• REQUEST: Search the material below for the word "couteau". Copy every line that has it.

• RECORD EXCERPTS:
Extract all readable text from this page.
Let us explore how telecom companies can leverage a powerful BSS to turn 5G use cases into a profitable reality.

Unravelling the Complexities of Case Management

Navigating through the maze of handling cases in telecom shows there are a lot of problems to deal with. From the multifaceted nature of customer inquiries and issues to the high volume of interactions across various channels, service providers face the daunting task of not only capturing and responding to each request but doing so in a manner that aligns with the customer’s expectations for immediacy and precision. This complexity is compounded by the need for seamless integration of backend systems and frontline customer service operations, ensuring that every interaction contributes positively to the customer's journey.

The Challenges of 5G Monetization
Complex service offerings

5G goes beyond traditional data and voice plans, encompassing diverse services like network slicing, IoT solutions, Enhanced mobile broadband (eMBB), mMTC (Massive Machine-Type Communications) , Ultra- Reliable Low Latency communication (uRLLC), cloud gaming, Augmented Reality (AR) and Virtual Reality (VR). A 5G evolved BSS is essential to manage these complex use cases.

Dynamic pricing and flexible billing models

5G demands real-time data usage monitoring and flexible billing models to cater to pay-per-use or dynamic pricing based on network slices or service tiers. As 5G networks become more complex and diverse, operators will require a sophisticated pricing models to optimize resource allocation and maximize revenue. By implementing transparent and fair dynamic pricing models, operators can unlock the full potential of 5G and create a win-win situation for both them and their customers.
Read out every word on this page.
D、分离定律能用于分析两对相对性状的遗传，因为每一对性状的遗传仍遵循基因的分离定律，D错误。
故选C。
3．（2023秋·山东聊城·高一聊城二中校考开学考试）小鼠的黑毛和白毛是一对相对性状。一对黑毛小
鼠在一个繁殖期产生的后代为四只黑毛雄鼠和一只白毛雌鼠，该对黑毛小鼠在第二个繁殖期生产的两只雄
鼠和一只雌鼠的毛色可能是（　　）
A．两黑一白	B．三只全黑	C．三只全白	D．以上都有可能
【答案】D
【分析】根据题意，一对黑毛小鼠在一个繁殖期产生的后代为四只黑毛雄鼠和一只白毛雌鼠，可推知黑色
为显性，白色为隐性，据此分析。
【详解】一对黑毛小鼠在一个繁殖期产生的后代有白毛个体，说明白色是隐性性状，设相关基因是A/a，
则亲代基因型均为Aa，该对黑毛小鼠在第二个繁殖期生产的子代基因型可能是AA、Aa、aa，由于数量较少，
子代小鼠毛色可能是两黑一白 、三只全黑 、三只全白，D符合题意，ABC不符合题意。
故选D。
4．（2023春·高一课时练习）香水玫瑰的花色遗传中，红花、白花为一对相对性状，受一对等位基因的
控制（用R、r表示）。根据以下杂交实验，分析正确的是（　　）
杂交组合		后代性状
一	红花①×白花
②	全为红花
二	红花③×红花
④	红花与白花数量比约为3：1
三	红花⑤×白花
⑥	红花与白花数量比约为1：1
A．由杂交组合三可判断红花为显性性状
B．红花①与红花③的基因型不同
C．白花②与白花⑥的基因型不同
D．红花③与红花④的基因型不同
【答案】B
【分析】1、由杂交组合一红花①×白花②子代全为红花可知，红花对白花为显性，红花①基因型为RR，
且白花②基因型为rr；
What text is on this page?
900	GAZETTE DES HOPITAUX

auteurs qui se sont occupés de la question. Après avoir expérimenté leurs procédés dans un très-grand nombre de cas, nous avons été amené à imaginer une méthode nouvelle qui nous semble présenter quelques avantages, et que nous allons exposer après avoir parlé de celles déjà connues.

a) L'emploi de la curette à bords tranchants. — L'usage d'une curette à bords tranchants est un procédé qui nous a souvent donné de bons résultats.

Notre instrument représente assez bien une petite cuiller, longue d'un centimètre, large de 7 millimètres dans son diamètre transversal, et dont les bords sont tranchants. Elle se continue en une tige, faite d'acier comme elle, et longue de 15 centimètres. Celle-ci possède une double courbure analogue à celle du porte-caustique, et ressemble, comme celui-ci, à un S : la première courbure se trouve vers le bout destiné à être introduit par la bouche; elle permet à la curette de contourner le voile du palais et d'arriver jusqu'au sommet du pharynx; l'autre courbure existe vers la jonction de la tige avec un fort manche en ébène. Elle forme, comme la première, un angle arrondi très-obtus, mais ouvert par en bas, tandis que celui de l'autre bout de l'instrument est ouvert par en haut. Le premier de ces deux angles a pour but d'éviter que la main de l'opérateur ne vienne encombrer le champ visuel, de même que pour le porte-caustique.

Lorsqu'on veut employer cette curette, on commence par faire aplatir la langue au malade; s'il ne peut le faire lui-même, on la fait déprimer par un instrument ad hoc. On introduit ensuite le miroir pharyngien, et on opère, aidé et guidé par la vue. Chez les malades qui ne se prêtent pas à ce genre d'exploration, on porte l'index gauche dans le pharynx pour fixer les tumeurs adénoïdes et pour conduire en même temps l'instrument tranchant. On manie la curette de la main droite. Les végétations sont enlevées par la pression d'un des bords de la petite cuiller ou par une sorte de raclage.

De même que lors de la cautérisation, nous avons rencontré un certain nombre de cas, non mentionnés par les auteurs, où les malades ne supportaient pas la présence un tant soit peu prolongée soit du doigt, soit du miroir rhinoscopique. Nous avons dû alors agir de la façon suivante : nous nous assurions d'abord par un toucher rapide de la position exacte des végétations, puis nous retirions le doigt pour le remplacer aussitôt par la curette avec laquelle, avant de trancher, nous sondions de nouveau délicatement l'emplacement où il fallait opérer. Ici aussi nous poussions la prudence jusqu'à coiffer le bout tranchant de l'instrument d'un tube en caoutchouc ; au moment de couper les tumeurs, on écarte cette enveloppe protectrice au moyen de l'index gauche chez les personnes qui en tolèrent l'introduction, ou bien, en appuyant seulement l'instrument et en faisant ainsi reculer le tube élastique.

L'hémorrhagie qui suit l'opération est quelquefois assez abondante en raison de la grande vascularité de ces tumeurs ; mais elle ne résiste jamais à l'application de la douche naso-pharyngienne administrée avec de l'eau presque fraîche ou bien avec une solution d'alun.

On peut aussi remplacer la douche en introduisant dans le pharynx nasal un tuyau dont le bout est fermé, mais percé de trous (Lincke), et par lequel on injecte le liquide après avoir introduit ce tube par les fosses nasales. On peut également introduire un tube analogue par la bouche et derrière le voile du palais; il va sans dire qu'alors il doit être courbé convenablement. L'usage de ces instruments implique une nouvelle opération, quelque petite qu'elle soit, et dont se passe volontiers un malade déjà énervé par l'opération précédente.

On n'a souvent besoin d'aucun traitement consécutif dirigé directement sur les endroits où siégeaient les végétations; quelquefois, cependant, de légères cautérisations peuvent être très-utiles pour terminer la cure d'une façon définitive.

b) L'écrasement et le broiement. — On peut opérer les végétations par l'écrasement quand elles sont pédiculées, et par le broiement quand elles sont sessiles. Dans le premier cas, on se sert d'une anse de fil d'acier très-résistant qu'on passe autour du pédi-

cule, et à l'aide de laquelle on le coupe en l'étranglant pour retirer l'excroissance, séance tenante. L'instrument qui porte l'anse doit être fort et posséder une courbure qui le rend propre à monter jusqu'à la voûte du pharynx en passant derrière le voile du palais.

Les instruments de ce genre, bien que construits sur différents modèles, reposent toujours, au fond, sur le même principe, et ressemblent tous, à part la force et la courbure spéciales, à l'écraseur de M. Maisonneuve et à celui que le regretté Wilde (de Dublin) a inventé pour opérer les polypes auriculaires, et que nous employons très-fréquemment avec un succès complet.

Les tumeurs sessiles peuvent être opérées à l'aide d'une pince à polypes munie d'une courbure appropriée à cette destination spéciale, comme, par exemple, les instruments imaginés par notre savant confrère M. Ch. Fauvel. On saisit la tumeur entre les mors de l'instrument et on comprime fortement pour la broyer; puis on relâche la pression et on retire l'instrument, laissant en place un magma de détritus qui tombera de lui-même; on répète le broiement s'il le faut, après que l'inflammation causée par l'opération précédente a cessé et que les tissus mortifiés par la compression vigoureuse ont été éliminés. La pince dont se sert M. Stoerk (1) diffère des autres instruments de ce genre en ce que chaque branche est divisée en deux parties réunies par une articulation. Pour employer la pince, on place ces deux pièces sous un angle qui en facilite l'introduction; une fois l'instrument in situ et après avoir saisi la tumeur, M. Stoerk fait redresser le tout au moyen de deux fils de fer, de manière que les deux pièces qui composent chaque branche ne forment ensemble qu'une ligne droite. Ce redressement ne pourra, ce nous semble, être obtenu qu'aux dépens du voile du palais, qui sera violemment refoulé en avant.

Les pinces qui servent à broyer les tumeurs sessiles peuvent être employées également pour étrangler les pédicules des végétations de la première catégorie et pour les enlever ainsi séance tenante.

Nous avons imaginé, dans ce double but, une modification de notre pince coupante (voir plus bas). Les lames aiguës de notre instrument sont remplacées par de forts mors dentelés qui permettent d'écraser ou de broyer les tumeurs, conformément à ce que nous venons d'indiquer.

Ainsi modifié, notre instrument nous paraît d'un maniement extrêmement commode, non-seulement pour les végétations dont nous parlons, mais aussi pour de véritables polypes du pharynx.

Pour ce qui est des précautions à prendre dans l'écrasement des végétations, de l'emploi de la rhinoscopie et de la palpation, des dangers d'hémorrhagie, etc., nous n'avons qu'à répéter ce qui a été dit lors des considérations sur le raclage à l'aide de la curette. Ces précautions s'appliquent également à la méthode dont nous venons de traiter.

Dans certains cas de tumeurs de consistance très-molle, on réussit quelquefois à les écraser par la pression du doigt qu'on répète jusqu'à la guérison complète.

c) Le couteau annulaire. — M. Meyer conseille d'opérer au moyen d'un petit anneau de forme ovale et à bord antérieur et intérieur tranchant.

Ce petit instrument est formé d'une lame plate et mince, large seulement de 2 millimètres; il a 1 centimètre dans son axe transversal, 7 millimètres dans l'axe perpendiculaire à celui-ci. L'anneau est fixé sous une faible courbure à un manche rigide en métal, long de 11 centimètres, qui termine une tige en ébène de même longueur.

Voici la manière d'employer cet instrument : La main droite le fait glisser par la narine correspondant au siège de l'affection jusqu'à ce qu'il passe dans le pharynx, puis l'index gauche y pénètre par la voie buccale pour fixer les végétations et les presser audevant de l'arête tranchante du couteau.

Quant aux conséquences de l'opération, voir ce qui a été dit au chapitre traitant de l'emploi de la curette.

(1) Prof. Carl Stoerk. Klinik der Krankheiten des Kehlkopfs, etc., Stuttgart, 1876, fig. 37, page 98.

• EXERCISE SOLUTION:
c) Le couteau annulaire. — M. Meyer conseille d'opérer au moyen d'un petit anneau de forme ovale et à bord antérieur et intérieur tranchant.
Voici la manière d'employer cet instrument : La main droite le fait glisser par la narine correspondant au siège de l'affection jusqu'à ce qu'il passe dans le pharynx, puis l'index gauche y pénètre par la voie buccale pour fixer les végétations et les presser audevant de l'arête tranchante du couteau.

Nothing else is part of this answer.